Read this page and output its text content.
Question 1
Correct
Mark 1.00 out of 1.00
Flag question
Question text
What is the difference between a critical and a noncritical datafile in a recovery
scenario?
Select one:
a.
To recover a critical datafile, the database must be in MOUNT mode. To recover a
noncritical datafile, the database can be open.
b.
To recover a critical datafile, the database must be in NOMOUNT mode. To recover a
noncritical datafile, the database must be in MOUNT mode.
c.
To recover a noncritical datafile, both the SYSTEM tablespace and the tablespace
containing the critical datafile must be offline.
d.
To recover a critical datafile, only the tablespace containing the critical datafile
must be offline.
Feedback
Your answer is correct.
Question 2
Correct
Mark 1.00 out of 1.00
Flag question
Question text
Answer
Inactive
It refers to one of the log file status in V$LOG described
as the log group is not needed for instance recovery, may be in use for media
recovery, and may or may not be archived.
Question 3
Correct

---+---

### Work to complete
Of the lines above, copy each that contains "database".

### Correct output
To recover a critical datafile, the database must be in MOUNT mode. To recover a
noncritical datafile, the database can be open.
To recover a critical datafile, the database must be in NOMOUNT mode. To recover a
noncritical datafile, the database must be in MOUNT mode.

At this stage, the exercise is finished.